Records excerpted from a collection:
+-------+

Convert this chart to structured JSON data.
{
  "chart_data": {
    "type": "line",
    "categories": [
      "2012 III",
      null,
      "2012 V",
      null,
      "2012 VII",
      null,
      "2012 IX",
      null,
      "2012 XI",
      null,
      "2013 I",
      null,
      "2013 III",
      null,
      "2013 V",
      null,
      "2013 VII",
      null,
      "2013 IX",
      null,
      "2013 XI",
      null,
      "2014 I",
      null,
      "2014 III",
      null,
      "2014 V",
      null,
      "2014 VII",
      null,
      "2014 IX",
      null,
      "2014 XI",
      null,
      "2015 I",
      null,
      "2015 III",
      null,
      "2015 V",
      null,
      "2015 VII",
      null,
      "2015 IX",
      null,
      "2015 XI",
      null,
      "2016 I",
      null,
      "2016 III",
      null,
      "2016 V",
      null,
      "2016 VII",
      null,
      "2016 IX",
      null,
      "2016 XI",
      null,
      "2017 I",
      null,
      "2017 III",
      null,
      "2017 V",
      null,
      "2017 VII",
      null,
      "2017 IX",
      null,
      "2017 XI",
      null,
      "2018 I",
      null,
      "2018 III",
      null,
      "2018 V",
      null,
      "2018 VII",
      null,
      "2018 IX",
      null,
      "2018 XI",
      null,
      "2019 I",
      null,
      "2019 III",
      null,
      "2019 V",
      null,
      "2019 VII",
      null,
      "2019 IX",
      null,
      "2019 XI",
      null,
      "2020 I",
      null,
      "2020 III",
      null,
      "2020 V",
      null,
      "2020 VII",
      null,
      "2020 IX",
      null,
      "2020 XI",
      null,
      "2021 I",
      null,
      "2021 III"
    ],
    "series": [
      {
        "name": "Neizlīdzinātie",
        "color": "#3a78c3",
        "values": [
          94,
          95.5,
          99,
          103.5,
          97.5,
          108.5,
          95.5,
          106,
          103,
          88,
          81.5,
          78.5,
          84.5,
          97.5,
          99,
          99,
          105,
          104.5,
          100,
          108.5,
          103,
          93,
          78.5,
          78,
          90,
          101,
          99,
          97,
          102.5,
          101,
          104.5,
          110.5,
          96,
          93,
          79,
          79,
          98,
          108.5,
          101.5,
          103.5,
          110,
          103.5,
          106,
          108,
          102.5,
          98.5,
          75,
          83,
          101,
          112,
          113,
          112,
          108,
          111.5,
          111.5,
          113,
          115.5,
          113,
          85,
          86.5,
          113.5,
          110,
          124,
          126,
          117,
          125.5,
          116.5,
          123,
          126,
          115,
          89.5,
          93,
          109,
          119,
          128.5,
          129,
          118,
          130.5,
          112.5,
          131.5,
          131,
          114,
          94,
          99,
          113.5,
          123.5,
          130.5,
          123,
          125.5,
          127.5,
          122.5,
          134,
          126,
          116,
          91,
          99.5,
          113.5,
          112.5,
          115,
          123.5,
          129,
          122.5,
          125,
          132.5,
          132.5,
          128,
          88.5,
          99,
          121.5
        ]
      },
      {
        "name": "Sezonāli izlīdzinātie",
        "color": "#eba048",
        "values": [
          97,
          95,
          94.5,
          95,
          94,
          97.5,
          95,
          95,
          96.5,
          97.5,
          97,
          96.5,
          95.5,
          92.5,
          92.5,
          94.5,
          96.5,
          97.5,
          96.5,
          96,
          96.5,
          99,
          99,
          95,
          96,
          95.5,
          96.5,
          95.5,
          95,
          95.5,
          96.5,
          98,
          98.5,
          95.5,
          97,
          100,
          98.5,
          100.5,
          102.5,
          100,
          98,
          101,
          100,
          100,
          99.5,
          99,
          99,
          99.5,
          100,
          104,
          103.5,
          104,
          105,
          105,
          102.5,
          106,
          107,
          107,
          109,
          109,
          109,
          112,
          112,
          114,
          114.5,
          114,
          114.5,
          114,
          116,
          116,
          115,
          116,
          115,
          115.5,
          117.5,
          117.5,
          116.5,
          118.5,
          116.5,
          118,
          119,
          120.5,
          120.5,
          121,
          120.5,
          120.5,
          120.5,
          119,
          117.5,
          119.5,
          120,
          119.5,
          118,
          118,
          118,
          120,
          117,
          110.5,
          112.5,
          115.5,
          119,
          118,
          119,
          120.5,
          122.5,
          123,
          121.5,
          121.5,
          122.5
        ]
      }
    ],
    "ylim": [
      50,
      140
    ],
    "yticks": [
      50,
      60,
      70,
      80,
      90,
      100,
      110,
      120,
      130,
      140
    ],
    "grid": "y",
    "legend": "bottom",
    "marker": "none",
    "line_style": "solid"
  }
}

+-------+

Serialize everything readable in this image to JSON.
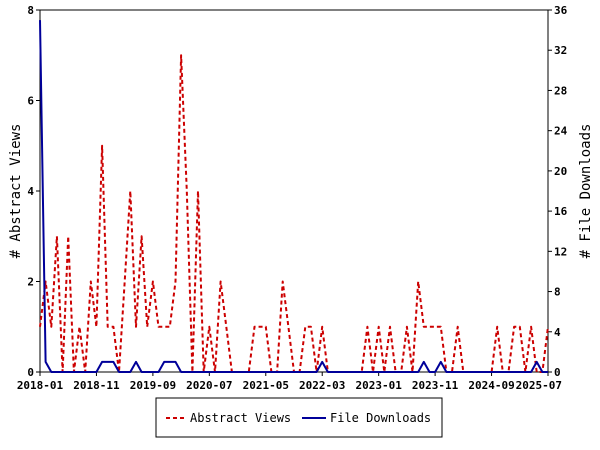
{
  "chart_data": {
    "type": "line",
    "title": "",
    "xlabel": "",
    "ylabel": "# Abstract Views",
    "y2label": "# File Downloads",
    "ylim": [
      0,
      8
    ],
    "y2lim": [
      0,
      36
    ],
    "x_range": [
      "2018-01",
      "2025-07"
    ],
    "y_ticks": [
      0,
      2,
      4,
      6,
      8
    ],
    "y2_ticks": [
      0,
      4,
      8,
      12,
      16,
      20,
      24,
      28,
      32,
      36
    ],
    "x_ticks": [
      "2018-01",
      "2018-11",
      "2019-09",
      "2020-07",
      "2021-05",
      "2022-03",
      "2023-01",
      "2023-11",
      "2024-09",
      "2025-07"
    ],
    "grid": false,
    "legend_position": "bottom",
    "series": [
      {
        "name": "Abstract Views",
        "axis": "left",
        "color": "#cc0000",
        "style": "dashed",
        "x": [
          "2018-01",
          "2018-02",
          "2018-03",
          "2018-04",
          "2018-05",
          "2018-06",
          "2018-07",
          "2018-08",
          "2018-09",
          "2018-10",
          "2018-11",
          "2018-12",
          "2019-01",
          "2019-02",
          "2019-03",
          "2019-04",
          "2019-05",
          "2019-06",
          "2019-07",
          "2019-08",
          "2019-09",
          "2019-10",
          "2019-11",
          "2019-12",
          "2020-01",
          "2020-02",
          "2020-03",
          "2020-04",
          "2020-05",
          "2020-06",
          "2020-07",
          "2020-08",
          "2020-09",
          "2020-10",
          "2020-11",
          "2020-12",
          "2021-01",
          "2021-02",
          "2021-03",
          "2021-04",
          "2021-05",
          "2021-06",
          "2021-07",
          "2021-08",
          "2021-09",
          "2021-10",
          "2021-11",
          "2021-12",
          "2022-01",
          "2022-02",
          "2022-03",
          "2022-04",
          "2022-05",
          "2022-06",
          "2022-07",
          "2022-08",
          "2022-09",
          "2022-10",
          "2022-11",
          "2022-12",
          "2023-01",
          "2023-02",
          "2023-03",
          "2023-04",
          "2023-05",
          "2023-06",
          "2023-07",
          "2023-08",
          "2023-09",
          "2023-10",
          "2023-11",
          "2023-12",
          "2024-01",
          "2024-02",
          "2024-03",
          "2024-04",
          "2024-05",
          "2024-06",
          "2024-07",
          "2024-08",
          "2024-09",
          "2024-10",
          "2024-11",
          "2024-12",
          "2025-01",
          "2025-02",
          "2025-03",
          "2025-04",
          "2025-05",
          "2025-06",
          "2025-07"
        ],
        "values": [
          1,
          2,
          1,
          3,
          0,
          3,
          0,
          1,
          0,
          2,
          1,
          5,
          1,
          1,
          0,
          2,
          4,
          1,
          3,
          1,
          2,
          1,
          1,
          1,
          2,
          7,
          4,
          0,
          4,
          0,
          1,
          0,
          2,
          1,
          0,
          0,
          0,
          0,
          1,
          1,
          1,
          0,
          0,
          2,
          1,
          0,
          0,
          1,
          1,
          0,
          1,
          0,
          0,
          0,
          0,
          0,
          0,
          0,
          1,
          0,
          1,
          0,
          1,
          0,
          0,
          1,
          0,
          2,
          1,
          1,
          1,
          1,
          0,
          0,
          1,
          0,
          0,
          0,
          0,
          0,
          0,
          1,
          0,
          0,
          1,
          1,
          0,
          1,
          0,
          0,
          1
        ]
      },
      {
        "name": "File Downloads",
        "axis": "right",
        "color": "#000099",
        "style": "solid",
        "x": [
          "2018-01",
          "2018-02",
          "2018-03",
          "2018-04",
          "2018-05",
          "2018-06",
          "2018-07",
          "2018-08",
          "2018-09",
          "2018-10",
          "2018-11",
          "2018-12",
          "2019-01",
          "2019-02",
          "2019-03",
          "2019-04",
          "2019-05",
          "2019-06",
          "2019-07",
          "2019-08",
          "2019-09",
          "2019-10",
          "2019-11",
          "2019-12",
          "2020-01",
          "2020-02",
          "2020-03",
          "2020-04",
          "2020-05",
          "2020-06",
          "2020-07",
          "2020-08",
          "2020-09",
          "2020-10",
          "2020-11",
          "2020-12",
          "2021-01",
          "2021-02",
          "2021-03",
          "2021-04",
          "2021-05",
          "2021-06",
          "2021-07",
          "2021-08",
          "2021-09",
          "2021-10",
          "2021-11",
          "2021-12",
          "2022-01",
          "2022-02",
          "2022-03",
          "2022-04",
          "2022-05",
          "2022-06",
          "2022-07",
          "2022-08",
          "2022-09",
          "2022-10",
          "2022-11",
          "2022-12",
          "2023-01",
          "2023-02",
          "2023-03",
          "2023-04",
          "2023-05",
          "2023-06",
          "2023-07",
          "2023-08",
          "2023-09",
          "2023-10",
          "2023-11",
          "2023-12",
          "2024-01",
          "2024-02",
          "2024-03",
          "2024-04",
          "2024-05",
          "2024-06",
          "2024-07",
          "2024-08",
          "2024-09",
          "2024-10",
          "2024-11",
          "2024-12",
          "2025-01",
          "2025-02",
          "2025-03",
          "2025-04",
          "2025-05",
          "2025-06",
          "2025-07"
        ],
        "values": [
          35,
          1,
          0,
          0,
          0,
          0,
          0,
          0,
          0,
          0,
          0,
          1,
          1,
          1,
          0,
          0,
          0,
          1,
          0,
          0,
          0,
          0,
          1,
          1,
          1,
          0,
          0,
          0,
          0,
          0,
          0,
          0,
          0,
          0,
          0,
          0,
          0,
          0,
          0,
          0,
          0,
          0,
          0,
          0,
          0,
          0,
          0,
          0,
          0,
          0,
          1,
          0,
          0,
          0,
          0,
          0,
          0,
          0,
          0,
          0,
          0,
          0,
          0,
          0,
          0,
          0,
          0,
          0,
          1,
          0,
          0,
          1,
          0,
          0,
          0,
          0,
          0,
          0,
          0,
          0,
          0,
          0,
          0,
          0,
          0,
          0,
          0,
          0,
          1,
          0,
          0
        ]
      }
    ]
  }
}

+-------+

▸ **What you should do**
Examine the records and pull out every line where the string "Views" occurs.

▸ **Response to the exercise**
    "ylabel": "# Abstract Views",
        "name": "Abstract Views",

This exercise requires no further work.